• [PROVIDED INFORMATION]:
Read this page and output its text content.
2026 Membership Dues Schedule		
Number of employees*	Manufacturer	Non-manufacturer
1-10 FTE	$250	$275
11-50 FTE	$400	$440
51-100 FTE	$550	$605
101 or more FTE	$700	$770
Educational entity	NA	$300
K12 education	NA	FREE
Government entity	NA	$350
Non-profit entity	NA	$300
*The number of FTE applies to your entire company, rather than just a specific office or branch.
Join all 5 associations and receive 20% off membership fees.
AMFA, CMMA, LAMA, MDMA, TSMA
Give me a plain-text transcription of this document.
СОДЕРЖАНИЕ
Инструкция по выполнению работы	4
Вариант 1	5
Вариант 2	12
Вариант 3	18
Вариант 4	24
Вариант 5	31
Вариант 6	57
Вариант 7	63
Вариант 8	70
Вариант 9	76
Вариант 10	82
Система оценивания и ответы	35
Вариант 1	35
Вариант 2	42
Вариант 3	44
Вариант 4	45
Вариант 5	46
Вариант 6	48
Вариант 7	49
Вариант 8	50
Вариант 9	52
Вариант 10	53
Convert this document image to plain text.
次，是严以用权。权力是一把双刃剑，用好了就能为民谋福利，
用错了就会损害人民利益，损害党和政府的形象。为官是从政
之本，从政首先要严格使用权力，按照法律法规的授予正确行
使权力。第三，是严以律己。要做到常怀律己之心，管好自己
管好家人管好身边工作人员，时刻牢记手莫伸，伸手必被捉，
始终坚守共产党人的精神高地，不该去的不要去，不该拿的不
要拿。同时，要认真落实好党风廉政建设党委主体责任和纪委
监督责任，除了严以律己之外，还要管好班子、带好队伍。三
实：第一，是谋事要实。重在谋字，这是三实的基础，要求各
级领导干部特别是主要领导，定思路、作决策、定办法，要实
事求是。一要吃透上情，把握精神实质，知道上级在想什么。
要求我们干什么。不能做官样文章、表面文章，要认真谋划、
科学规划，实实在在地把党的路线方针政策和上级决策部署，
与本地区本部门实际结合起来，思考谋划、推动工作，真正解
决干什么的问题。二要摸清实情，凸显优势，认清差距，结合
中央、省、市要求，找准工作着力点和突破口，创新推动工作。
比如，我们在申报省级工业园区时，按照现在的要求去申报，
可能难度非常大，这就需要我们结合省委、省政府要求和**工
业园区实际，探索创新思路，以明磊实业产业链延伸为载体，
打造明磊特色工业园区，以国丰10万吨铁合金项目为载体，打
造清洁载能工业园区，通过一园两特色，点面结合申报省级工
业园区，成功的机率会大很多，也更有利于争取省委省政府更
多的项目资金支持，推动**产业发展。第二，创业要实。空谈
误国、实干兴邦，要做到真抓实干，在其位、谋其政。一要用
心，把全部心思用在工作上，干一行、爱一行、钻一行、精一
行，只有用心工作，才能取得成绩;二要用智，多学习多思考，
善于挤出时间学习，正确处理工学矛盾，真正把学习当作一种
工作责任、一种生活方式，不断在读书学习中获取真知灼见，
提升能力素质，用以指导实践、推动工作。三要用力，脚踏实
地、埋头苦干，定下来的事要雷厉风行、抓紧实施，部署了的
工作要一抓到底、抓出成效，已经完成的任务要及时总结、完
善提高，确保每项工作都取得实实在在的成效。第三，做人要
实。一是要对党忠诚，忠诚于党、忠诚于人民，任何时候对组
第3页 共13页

• [BRIEF]: All of the data shown above must be copied exactly.

• [RESULT OF THE EXERCISE]:
Read this page and output its text content.
2026 Membership Dues Schedule		
Number of employees*	Manufacturer	Non-manufacturer
1-10 FTE	$250	$275
11-50 FTE	$400	$440
51-100 FTE	$550	$605
101 or more FTE	$700	$770
Educational entity	NA	$300
K12 education	NA	FREE
Government entity	NA	$350
Non-profit entity	NA	$300
*The number of FTE applies to your entire company, rather than just a specific office or branch.
Join all 5 associations and receive 20% off membership fees.
AMFA, CMMA, LAMA, MDMA, TSMA
Give me a plain-text transcription of this document.
СОДЕРЖАНИЕ
Инструкция по выполнению работы	4
Вариант 1	5
Вариант 2	12
Вариант 3	18
Вариант 4	24
Вариант 5	31
Вариант 6	57
Вариант 7	63
Вариант 8	70
Вариант 9	76
Вариант 10	82
Система оценивания и ответы	35
Вариант 1	35
Вариант 2	42
Вариант 3	44
Вариант 4	45
Вариант 5	46
Вариант 6	48
Вариант 7	49
Вариант 8	50
Вариант 9	52
Вариант 10	53
Convert this document image to plain text.
次，是严以用权。权力是一把双刃剑，用好了就能为民谋福利，
用错了就会损害人民利益，损害党和政府的形象。为官是从政
之本，从政首先要严格使用权力，按照法律法规的授予正确行
使权力。第三，是严以律己。要做到常怀律己之心，管好自己
管好家人管好身边工作人员，时刻牢记手莫伸，伸手必被捉，
始终坚守共产党人的精神高地，不该去的不要去，不该拿的不
要拿。同时，要认真落实好党风廉政建设党委主体责任和纪委
监督责任，除了严以律己之外，还要管好班子、带好队伍。三
实：第一，是谋事要实。重在谋字，这是三实的基础，要求各
级领导干部特别是主要领导，定思路、作决策、定办法，要实
事求是。一要吃透上情，把握精神实质，知道上级在想什么。
要求我们干什么。不能做官样文章、表面文章，要认真谋划、
科学规划，实实在在地把党的路线方针政策和上级决策部署，
与本地区本部门实际结合起来，思考谋划、推动工作，真正解
决干什么的问题。二要摸清实情，凸显优势，认清差距，结合
中央、省、市要求，找准工作着力点和突破口，创新推动工作。
比如，我们在申报省级工业园区时，按照现在的要求去申报，
可能难度非常大，这就需要我们结合省委、省政府要求和**工
业园区实际，探索创新思路，以明磊实业产业链延伸为载体，
打造明磊特色工业园区，以国丰10万吨铁合金项目为载体，打
造清洁载能工业园区，通过一园两特色，点面结合申报省级工
业园区，成功的机率会大很多，也更有利于争取省委省政府更
多的项目资金支持，推动**产业发展。第二，创业要实。空谈
误国、实干兴邦，要做到真抓实干，在其位、谋其政。一要用
心，把全部心思用在工作上，干一行、爱一行、钻一行、精一
行，只有用心工作，才能取得成绩;二要用智，多学习多思考，
善于挤出时间学习，正确处理工学矛盾，真正把学习当作一种
工作责任、一种生活方式，不断在读书学习中获取真知灼见，
提升能力素质，用以指导实践、推动工作。三要用力，脚踏实
地、埋头苦干，定下来的事要雷厉风行、抓紧实施，部署了的
工作要一抓到底、抓出成效，已经完成的任务要及时总结、完
善提高，确保每项工作都取得实实在在的成效。第三，做人要
实。一是要对党忠诚，忠诚于党、忠诚于人民，任何时候对组
第3页 共13页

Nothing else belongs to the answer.